Check every line below for the string "fallecida", and copy the lines that contain it.

Start of PROVIDED ENTRIES

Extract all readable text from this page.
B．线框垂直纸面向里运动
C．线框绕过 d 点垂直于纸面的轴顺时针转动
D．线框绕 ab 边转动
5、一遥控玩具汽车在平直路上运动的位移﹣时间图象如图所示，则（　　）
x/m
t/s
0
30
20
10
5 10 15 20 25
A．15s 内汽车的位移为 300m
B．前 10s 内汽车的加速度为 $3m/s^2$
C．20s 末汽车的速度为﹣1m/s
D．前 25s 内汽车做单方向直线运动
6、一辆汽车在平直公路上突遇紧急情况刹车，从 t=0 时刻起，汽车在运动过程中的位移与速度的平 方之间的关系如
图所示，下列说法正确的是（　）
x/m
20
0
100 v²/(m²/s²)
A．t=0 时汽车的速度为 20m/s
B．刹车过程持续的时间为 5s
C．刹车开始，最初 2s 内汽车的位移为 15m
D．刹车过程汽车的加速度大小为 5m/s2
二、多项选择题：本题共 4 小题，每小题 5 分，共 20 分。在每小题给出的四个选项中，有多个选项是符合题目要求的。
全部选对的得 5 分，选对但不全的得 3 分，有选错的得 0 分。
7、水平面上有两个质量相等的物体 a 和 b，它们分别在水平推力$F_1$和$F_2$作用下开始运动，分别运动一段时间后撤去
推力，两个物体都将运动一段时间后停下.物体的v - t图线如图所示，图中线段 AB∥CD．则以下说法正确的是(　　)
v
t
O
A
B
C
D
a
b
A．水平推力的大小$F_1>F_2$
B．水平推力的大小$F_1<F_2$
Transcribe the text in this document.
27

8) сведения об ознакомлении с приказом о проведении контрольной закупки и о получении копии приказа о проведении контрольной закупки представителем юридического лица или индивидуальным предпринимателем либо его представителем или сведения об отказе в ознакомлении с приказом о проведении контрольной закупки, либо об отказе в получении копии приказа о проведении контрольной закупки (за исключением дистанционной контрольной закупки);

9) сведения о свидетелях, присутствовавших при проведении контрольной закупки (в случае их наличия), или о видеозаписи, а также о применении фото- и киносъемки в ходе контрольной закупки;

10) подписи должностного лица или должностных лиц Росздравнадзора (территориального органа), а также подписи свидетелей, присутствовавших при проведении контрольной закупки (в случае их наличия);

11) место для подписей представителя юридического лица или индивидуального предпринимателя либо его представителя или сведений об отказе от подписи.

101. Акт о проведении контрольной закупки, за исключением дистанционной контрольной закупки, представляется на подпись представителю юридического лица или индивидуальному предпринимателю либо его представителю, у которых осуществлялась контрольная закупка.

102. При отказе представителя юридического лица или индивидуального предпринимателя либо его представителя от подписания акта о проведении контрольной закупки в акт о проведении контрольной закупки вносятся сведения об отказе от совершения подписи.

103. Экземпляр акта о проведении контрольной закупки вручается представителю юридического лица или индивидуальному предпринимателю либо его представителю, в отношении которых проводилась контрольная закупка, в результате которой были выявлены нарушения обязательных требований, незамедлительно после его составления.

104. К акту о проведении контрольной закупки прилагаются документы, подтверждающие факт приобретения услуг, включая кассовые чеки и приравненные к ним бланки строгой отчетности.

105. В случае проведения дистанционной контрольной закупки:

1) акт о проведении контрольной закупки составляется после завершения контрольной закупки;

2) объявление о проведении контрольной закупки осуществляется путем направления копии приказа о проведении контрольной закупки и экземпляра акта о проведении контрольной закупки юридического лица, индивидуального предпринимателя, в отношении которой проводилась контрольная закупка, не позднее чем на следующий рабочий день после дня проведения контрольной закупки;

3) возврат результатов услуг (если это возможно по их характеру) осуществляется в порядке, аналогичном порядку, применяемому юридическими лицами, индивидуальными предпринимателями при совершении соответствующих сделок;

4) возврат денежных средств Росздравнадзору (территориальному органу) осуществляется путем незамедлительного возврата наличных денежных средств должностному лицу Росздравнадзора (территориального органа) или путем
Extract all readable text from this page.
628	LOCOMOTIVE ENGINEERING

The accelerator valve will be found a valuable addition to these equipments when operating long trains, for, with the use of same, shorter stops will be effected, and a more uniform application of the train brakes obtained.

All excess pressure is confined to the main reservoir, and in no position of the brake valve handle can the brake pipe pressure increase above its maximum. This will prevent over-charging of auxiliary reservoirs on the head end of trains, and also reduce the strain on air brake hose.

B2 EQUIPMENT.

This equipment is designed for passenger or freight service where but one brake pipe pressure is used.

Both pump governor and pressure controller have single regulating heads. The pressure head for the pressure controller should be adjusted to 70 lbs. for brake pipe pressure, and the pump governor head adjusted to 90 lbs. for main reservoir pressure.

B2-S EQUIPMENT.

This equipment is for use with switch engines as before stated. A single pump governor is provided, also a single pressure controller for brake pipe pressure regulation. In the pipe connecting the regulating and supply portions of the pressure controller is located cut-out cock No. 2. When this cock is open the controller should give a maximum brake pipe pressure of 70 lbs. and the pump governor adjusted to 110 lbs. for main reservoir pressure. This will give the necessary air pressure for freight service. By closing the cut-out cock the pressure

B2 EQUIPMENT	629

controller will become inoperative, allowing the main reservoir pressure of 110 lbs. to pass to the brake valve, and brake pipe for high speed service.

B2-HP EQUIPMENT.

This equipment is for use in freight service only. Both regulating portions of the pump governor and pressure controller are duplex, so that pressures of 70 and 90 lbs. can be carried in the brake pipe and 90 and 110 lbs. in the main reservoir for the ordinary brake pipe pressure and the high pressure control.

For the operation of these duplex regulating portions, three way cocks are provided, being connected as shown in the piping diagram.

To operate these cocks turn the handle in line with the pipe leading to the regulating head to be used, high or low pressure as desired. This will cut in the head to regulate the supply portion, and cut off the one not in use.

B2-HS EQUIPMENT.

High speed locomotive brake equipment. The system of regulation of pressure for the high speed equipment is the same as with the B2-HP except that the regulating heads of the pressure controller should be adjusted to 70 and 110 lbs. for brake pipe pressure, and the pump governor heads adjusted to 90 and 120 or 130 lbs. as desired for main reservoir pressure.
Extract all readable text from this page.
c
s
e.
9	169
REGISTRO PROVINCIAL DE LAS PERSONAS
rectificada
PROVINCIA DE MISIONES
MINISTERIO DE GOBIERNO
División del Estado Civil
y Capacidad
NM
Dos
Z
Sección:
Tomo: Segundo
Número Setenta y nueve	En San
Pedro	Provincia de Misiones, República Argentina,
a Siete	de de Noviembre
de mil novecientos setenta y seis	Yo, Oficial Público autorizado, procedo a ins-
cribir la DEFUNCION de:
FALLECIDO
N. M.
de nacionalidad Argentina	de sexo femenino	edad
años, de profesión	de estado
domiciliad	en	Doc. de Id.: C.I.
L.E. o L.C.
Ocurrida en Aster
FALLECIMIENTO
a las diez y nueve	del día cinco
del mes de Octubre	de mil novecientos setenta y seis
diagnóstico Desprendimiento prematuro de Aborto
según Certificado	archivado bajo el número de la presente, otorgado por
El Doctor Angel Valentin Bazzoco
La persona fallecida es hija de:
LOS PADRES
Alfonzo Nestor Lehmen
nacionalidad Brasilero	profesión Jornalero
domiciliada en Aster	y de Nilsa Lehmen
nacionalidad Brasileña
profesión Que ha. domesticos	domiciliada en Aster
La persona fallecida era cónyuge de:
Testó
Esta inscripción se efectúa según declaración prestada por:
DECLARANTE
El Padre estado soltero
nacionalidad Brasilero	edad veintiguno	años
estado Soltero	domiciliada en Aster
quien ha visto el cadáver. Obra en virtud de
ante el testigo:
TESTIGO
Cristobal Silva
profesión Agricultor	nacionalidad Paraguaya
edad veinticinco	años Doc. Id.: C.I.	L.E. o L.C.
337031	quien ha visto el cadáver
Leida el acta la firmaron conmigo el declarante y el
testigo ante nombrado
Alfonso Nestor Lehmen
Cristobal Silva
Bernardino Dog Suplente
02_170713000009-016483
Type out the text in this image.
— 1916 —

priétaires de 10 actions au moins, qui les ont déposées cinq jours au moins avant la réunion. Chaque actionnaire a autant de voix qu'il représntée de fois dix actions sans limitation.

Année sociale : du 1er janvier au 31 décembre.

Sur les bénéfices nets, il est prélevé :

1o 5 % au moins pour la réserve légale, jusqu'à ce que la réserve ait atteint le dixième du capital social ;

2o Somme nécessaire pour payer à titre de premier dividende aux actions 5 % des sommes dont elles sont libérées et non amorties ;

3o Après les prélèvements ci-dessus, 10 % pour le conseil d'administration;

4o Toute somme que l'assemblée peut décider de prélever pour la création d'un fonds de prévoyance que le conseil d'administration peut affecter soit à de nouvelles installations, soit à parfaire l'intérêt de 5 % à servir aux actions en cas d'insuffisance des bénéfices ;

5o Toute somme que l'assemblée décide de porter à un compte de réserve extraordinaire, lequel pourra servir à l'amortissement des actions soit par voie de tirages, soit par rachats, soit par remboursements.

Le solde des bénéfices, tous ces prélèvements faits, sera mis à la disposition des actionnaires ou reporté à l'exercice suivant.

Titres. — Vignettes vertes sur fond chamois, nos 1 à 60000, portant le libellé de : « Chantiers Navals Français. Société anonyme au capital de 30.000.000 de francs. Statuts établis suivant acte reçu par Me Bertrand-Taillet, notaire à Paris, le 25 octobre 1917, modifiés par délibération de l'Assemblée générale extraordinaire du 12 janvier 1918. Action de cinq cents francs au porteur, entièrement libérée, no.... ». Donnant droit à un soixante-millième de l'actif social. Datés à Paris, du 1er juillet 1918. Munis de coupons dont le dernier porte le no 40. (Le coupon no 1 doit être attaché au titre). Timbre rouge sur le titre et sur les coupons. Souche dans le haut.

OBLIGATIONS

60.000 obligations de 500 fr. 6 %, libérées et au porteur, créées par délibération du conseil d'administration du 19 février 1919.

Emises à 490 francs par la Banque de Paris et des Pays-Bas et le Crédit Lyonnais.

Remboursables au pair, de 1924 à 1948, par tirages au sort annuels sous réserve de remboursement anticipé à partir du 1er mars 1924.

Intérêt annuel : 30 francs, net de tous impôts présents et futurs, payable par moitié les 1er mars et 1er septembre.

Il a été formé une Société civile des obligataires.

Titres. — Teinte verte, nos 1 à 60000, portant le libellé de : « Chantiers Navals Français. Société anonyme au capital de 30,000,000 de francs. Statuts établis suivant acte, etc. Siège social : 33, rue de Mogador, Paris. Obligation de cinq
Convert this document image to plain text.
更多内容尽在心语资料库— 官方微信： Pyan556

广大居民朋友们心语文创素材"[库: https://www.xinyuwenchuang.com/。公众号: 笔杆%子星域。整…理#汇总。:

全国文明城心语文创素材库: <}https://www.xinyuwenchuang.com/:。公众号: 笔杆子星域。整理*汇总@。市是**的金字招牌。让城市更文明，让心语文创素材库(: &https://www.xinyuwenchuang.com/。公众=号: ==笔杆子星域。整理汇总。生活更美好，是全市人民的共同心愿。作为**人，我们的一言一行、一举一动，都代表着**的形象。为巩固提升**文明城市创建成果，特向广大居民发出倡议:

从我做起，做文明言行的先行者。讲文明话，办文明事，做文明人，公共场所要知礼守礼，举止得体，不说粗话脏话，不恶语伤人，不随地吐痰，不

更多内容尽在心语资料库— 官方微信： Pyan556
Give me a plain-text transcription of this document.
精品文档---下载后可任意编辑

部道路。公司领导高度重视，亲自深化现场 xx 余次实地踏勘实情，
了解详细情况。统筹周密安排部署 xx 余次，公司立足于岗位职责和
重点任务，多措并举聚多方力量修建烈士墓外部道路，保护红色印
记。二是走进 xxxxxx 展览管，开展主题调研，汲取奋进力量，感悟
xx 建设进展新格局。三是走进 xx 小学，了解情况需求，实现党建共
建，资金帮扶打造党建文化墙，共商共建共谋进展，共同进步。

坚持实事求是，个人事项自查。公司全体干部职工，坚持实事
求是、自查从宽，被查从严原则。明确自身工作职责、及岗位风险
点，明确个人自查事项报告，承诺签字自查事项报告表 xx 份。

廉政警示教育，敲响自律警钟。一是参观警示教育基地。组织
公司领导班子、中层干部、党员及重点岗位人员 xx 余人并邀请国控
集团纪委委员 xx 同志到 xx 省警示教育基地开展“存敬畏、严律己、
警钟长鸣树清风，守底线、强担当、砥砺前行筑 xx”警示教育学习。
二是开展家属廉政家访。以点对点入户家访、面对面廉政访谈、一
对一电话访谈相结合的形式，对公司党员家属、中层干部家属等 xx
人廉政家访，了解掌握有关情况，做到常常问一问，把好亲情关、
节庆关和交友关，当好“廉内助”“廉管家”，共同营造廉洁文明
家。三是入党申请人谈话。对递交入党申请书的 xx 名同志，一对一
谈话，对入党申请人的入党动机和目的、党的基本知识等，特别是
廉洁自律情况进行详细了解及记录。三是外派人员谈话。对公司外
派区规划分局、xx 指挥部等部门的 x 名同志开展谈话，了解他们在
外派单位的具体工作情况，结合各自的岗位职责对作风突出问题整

End of PROVIDED ENTRIES

RESPONSE TO THIS TASK:
La persona fallecida es hija de:
La persona fallecida era cónyuge de:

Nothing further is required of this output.